Find each line with the string "seconds" and copy it.
* START Provided entries *
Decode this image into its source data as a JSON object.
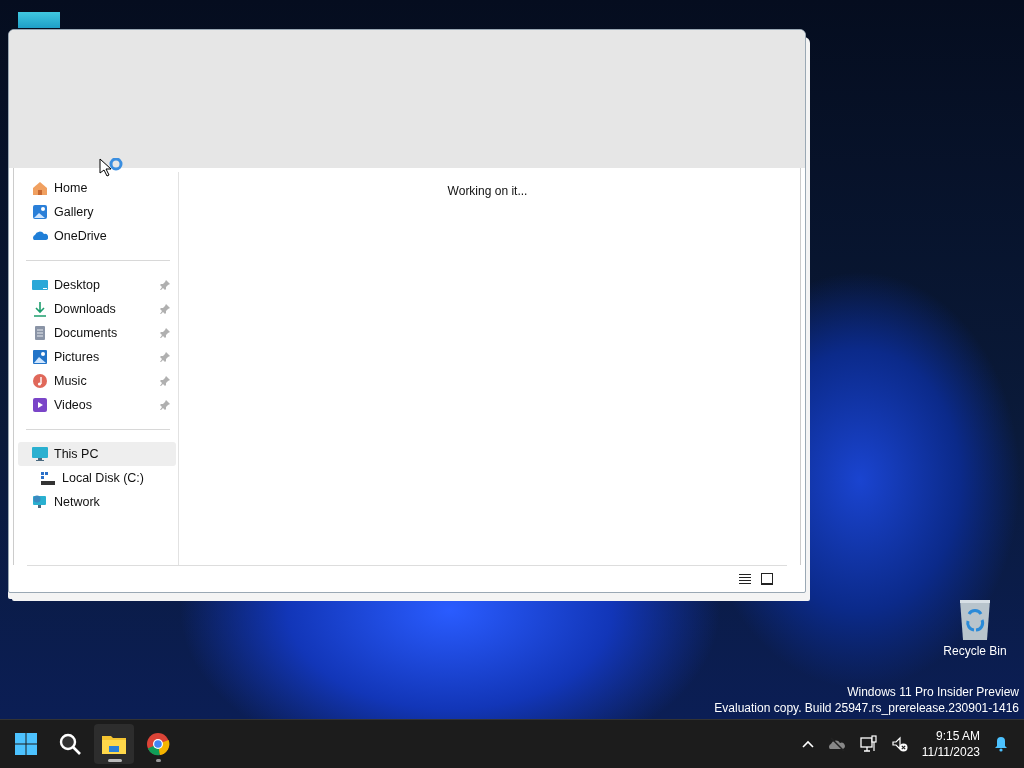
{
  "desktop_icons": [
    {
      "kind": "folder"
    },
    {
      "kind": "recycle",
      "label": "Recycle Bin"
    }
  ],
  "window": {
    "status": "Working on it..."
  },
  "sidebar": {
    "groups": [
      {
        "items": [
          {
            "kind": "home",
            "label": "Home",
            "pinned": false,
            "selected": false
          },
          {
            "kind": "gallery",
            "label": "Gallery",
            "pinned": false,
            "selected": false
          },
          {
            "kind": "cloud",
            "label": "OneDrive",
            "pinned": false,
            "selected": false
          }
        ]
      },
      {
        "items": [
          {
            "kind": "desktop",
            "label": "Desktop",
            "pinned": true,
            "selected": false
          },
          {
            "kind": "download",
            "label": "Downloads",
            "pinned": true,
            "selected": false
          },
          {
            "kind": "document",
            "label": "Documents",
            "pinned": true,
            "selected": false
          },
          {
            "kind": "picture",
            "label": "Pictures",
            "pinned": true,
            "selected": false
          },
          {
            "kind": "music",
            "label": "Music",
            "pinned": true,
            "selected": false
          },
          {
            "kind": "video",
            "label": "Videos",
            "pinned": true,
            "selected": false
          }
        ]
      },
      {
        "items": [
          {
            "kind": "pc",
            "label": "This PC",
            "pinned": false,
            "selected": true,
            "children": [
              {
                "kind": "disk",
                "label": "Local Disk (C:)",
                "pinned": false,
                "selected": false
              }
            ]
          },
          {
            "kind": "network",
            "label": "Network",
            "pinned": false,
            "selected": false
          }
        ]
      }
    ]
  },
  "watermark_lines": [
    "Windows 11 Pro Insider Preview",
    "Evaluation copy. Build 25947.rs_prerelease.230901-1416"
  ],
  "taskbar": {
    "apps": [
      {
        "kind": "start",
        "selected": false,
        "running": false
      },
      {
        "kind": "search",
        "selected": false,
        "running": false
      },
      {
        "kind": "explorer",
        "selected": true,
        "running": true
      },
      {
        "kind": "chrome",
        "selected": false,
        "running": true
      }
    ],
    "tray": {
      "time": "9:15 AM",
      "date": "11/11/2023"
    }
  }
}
* END Provided entries *
* START Provided entries *
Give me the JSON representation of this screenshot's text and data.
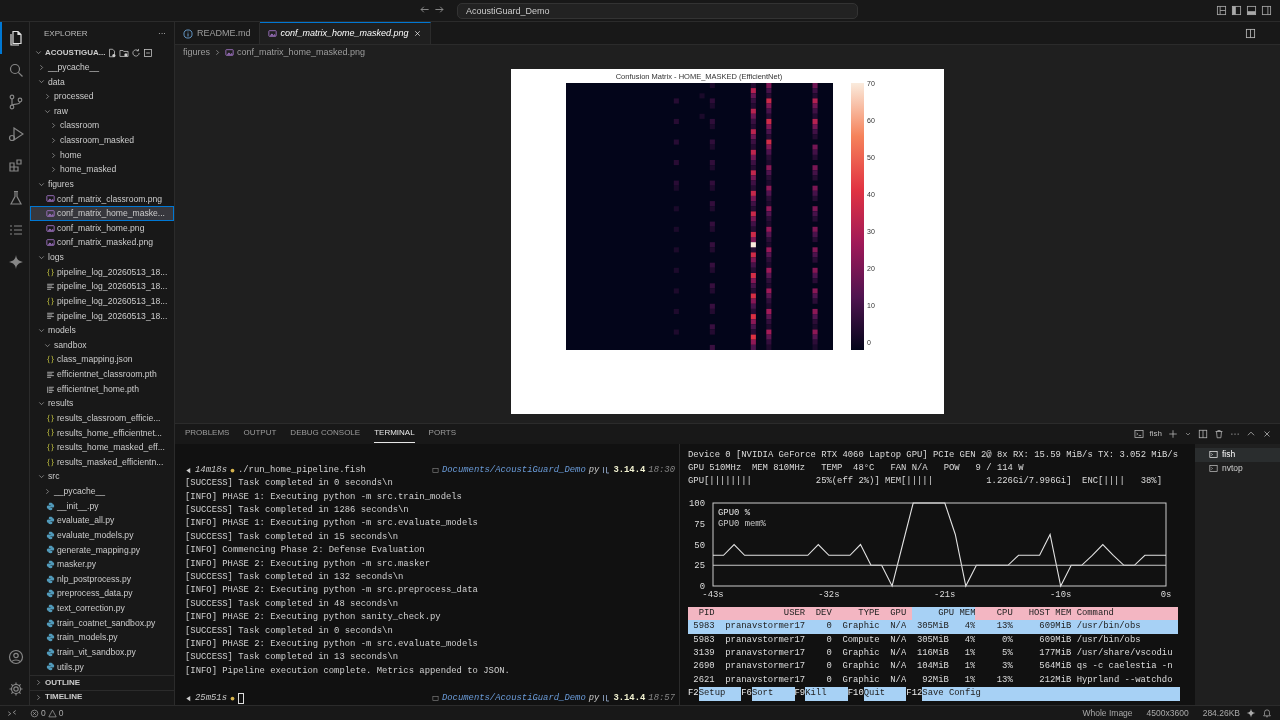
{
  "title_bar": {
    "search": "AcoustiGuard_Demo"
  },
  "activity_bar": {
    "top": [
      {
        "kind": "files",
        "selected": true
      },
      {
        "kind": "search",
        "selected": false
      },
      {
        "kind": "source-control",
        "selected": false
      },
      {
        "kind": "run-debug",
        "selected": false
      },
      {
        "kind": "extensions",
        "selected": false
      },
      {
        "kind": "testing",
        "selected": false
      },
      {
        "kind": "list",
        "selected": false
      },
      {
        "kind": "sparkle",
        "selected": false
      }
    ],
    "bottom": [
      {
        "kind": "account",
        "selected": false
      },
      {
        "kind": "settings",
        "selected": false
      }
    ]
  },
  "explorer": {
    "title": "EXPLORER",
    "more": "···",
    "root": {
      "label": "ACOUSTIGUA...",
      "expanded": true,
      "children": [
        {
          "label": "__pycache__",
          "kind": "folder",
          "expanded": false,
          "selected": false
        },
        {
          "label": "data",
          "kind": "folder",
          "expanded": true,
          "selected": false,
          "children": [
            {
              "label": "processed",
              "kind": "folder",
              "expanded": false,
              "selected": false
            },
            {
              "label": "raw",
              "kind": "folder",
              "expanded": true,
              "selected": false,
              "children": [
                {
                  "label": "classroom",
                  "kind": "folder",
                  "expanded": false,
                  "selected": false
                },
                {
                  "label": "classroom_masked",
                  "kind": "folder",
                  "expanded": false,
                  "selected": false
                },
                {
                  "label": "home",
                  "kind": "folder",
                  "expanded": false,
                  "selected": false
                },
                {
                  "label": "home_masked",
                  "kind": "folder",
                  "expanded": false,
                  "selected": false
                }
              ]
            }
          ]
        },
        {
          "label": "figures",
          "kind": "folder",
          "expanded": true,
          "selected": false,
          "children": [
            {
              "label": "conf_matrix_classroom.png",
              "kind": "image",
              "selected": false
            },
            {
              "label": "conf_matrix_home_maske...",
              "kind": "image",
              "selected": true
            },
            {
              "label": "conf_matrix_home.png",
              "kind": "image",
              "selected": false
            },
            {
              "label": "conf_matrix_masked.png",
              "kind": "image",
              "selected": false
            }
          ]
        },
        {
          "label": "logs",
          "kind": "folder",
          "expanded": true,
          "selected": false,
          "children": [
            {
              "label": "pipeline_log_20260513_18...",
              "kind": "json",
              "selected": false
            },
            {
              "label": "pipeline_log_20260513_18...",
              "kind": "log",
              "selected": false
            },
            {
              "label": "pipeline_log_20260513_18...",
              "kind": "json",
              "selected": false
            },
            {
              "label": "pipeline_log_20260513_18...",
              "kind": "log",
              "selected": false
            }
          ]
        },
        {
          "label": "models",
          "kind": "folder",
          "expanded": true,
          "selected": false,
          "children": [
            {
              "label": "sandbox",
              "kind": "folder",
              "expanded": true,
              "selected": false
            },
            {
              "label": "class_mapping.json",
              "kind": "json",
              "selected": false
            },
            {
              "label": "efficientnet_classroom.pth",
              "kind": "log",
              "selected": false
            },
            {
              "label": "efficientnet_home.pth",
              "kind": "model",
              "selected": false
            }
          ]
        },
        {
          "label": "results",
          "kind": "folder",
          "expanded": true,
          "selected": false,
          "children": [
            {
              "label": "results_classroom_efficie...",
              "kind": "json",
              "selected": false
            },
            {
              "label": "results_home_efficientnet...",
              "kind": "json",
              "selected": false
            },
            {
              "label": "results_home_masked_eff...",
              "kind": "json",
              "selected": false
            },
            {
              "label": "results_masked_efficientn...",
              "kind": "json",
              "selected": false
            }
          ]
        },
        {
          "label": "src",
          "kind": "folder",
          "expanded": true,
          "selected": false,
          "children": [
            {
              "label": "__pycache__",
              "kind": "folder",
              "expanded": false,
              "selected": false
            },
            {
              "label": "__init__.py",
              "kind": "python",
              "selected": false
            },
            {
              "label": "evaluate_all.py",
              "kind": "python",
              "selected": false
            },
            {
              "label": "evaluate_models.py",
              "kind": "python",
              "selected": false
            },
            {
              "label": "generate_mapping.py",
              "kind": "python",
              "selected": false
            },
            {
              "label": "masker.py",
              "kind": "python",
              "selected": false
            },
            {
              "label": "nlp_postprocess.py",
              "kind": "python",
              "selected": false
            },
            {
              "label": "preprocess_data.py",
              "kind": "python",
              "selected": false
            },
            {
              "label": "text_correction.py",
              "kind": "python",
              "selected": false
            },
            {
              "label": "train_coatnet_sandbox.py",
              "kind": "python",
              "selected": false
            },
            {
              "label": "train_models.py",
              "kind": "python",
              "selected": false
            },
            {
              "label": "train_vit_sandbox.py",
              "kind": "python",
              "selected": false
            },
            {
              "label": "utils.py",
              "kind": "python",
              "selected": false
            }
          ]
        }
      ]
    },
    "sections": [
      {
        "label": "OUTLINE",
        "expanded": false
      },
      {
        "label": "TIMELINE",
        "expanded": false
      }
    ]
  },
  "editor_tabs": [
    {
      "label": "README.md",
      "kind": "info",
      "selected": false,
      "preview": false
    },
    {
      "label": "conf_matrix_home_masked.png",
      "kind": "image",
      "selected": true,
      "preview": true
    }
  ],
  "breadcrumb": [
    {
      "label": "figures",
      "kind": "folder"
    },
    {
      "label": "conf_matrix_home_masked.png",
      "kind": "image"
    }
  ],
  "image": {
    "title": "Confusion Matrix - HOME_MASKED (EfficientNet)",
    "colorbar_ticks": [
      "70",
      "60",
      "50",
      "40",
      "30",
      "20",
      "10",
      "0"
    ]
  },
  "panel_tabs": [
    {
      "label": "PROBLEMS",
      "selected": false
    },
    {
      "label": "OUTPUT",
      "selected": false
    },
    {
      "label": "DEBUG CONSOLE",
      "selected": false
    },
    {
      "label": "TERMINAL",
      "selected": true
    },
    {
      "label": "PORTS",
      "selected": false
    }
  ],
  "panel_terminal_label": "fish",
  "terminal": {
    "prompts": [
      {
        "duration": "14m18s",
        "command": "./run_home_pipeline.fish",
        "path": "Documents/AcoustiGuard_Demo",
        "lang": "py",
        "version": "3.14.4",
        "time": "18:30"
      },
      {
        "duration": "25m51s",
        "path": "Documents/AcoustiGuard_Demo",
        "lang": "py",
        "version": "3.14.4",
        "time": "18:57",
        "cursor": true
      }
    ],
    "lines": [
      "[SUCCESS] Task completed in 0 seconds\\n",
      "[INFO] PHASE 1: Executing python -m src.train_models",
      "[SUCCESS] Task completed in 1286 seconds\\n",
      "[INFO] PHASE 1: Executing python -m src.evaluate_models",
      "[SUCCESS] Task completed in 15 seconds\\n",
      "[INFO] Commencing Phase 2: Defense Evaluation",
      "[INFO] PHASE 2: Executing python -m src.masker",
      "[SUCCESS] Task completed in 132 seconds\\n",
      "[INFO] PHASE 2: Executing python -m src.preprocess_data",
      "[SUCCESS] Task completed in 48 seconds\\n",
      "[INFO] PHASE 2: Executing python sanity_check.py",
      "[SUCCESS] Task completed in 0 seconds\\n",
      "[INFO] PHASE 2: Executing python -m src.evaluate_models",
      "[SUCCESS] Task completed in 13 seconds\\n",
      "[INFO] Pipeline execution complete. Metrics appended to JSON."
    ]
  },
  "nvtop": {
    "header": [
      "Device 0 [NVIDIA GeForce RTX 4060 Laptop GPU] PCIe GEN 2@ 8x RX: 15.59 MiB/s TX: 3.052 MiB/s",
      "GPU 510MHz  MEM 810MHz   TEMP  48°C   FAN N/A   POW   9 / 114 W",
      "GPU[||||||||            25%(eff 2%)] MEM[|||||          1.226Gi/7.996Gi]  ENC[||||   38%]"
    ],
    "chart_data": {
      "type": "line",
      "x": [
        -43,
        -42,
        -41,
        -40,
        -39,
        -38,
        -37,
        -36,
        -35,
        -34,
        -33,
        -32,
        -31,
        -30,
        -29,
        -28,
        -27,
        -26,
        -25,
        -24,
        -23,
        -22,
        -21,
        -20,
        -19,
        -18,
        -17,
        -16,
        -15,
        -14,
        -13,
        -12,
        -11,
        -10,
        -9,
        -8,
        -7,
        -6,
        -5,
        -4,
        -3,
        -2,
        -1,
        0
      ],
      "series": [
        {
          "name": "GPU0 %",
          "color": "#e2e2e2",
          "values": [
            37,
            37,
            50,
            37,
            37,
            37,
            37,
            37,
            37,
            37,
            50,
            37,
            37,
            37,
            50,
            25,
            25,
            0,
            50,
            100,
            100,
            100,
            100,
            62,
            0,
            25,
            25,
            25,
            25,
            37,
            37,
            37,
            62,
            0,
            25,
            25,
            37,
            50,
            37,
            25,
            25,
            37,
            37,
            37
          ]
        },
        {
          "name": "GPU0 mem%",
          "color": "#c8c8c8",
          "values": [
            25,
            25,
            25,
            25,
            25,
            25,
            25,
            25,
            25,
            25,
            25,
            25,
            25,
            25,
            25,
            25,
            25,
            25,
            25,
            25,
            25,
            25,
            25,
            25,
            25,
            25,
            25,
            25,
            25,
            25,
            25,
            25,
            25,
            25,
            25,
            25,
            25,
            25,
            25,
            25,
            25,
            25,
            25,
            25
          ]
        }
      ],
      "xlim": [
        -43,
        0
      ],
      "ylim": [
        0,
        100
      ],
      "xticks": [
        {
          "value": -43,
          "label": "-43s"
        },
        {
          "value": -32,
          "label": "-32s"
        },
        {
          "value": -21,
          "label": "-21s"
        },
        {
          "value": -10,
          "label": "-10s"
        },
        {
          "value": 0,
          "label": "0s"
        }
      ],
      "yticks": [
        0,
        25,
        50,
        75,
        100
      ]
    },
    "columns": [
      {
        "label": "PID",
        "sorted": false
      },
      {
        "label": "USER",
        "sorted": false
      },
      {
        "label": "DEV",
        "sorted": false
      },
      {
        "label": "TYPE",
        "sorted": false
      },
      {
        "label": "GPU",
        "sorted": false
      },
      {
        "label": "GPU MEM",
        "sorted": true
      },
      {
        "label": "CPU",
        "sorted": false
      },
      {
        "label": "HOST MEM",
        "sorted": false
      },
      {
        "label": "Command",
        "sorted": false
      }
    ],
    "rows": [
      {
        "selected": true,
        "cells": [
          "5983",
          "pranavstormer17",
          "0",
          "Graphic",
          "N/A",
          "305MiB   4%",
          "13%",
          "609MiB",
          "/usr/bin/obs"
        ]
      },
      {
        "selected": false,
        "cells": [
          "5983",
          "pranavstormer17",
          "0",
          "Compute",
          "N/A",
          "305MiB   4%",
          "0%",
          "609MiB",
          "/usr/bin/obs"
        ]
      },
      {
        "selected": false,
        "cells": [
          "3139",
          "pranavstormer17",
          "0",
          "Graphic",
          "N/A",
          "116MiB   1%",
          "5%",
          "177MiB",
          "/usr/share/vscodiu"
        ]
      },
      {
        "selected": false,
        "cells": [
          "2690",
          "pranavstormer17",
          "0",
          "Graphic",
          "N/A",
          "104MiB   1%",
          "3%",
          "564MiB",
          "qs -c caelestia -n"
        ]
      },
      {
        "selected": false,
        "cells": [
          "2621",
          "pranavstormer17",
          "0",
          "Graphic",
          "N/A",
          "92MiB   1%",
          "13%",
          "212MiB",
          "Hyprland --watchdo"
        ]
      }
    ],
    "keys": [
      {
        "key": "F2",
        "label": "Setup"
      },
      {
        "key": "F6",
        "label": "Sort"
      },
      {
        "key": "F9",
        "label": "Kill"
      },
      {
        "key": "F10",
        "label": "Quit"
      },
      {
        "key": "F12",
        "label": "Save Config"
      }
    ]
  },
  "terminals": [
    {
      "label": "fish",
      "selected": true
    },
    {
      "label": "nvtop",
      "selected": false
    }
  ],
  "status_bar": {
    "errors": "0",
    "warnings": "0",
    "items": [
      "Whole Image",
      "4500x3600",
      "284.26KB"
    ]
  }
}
* END Provided entries *
▶ [Full answer]:
      "[SUCCESS] Task completed in 0 seconds\\n",
      "[SUCCESS] Task completed in 1286 seconds\\n",
      "[SUCCESS] Task completed in 15 seconds\\n",
      "[SUCCESS] Task completed in 132 seconds\\n",
      "[SUCCESS] Task completed in 48 seconds\\n",
      "[SUCCESS] Task completed in 0 seconds\\n",
      "[SUCCESS] Task completed in 13 seconds\\n",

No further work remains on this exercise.